» **Textauszug**
Arzneimittel, die im Geltungsbereich des AMG hergestellt und geprüft werden, dürfen nur in Verkehr gebracht werden, wenn sie gemäß §16 AMWHV freigegeben wurden (§17 Abs. 1 Satz 1 AMWHV). Inverkehrbringen meint das Vorrätighalten zum Verkauf oder zu sonstiger Abgabe, das Feilhalten, das Feilbieten und die Abgabe an andere (§4 Abs. 17 AMG). Die Abgabe beinhaltet die Einräumung der Verfügungsgewalt an einen anderen durch körperliche Überlassung des Arzneimittels1). Ausreichend ist damit das Einräumen des Besitzes durch das Übertragen der tatsächlichen Verfügungsgewalt, sei es auch nur durch Abtretung eines Herausgabeanspruches oder durch die Einräumung eines Besitzkonstituts2).

» **Schriftliche Aufgaben**
**A.** Schreiben Sie aus dem Textauszug alles von „Arzneimittel, die im“ bis hinunter zu „Einräumung eines Besitzkonstituts2).“ wortgetreu ab.
**B.** Nach welcher Vorschrift müssen Arzneimittel laut dem Textauszug freigegeben worden sein, bevor sie in Verkehr gebracht werden dürfen?
**C.** Wie lautet dieser Satz aus dem Textauszug auf Englisch: „Inverkehrbringen meint das Vorrätighalten zum Verkauf oder zu sonstiger Abgabe, das Feilhalten, das Feilbieten und die Abgabe an andere (§4 Abs. 17 AMG).“

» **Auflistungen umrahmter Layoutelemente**
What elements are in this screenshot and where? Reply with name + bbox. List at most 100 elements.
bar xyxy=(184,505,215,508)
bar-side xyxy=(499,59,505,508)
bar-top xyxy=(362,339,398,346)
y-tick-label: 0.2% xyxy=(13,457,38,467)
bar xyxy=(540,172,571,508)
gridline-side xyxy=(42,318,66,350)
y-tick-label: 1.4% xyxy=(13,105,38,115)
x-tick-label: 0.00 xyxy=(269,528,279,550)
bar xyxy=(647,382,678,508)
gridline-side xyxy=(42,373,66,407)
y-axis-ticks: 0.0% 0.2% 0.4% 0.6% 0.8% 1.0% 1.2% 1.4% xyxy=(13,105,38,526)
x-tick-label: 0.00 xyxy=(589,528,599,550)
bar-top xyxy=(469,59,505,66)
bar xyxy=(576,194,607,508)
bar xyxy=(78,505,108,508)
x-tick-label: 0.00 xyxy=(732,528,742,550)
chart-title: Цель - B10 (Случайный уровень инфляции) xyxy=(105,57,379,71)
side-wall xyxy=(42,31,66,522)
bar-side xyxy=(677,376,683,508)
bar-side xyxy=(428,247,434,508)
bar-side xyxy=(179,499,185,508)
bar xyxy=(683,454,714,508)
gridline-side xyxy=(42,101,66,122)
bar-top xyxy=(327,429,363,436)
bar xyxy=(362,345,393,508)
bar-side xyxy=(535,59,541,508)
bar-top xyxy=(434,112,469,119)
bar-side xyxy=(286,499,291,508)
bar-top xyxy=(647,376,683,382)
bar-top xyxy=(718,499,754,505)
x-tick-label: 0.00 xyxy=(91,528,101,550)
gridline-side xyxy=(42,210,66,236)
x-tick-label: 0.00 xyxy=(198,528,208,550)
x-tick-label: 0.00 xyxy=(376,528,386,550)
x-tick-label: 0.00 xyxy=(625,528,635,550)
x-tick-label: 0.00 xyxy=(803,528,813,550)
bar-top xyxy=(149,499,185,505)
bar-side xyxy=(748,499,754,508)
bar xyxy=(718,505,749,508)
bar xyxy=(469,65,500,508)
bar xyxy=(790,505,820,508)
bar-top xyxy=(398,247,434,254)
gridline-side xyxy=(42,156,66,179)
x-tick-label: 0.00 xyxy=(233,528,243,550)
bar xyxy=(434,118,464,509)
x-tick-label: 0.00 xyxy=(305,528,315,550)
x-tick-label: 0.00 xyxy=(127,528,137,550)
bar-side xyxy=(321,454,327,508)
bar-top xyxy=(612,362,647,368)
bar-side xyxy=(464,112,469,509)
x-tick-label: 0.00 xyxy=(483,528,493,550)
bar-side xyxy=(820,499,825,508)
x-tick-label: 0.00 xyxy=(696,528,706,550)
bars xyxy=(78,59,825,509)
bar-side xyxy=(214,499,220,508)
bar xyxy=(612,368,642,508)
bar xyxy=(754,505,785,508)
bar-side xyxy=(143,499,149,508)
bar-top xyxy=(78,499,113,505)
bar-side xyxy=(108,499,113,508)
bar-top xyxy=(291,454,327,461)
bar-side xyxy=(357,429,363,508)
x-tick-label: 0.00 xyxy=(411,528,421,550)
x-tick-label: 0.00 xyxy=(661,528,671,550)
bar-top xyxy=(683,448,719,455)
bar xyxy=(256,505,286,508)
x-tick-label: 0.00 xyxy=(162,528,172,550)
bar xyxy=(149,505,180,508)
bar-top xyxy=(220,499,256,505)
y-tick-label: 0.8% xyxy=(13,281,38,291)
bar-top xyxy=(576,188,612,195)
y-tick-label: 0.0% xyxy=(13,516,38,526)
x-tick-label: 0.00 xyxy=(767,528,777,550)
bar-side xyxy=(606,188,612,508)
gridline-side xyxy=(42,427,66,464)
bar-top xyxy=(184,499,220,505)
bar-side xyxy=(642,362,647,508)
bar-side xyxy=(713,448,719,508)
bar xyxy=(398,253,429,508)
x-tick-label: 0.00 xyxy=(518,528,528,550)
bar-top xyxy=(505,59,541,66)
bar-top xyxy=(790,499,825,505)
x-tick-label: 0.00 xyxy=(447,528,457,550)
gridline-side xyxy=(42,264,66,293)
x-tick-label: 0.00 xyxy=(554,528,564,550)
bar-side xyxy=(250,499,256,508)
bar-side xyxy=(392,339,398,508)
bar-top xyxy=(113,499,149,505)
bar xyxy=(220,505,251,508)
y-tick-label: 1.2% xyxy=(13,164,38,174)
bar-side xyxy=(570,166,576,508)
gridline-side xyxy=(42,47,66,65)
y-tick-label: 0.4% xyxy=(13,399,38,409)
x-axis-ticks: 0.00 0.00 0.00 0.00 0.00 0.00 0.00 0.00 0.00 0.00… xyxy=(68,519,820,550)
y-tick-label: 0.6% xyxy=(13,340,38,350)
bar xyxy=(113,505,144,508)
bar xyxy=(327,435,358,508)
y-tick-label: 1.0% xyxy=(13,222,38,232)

» **Lösungen zur Übung**
**A.**
Arzneimittel, die im Geltungsbereich des AMG hergestellt und geprüft werden, dürfen nur in Verkehr gebracht werden, wenn sie gemäß §16 AMWHV freigegeben wurden (§17 Abs. 1 Satz 1 AMWHV). Inverkehrbringen meint das Vorrätighalten zum Verkauf oder zu sonstiger Abgabe, das Feilhalten, das Feilbieten und die Abgabe an andere (§4 Abs. 17 AMG). Die Abgabe beinhaltet die Einräumung der Verfügungsgewalt an einen anderen durch körperliche Überlassung des Arzneimittels1). Ausreichend ist damit das Einräumen des Besitzes durch das Übertragen der tatsächlichen Verfügungsgewalt, sei es auch nur durch Abtretung eines Herausgabeanspruches oder durch die Einräumung eines Besitzkonstituts2).

**B.** Nach §16 AMWHV.

**C.** Placing on the market means holding in stock for sale or other supply, keeping for sale, offering for sale, and supplying to others (§4 Abs. 17 AMG).